◆ Problem
Repeat the material verbatim and drop the pictures.

======== Exercise data

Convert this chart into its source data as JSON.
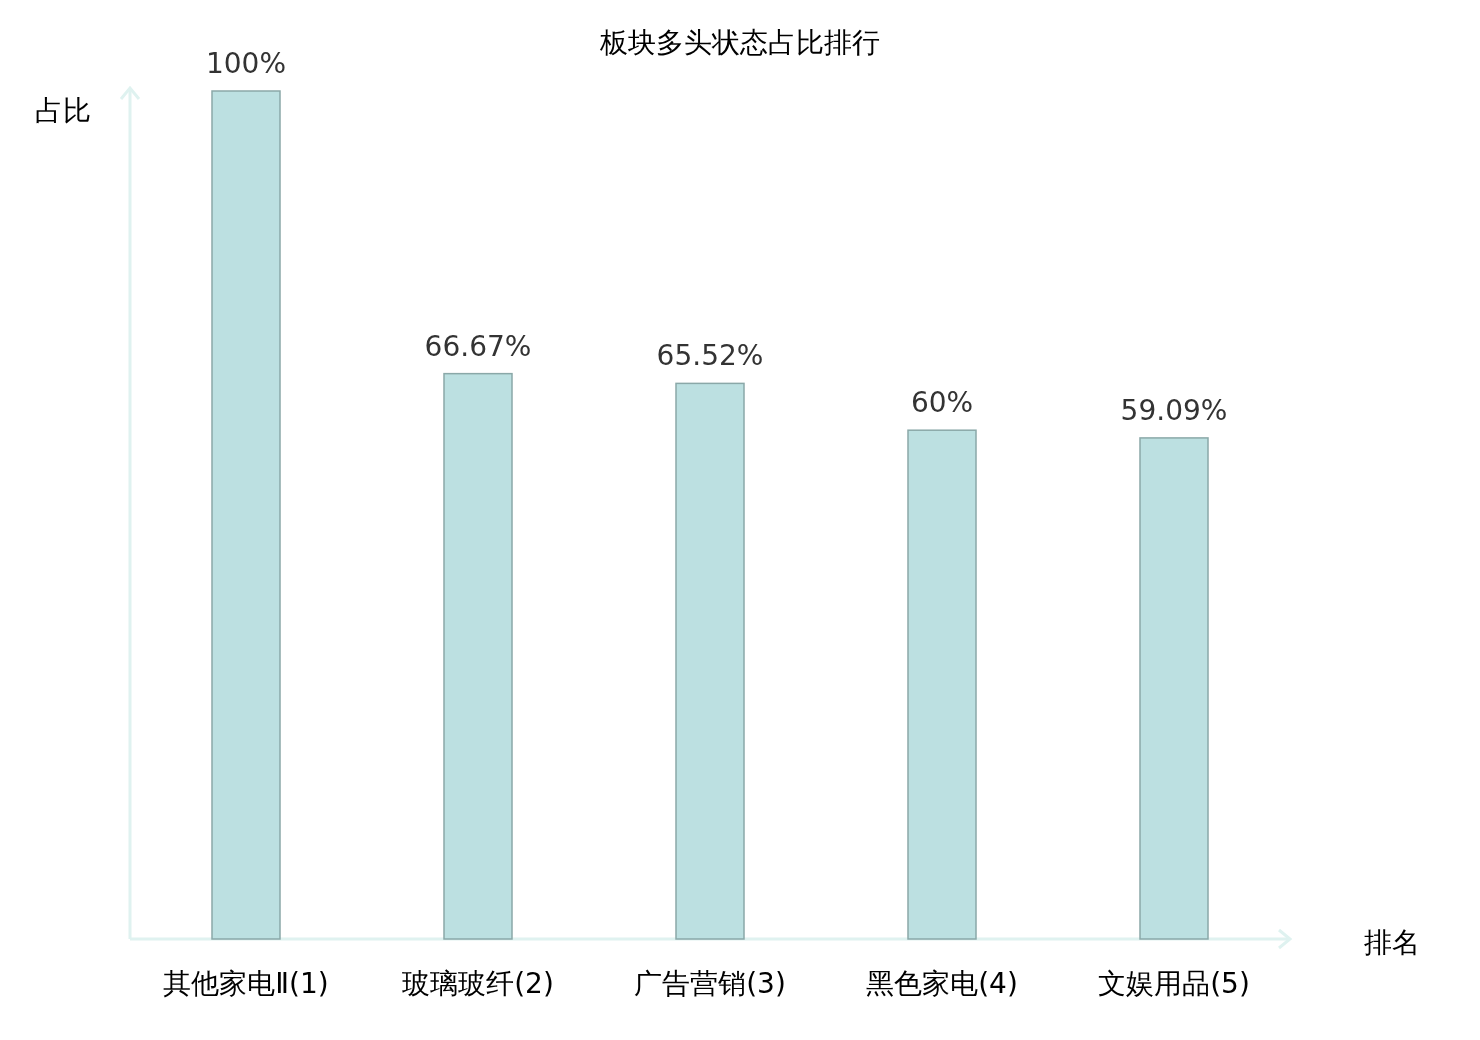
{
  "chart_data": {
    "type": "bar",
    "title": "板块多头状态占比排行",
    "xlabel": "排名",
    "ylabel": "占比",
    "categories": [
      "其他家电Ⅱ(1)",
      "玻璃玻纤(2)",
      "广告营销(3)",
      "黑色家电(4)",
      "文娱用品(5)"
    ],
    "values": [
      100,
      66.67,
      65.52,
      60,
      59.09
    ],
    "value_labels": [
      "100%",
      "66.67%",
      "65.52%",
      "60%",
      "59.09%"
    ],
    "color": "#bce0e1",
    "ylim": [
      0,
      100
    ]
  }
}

================

◆ Response below
Convert this chart into its source data as JSON.
{
  "chart_data": {
    "type": "bar",
    "title": "板块多头状态占比排行",
    "xlabel": "排名",
    "ylabel": "占比",
    "categories": [
      "其他家电Ⅱ(1)",
      "玻璃玻纤(2)",
      "广告营销(3)",
      "黑色家电(4)",
      "文娱用品(5)"
    ],
    "values": [
      100,
      66.67,
      65.52,
      60,
      59.09
    ],
    "value_labels": [
      "100%",
      "66.67%",
      "65.52%",
      "60%",
      "59.09%"
    ],
    "color": "#bce0e1",
    "ylim": [
      0,
      100
    ]
  }
}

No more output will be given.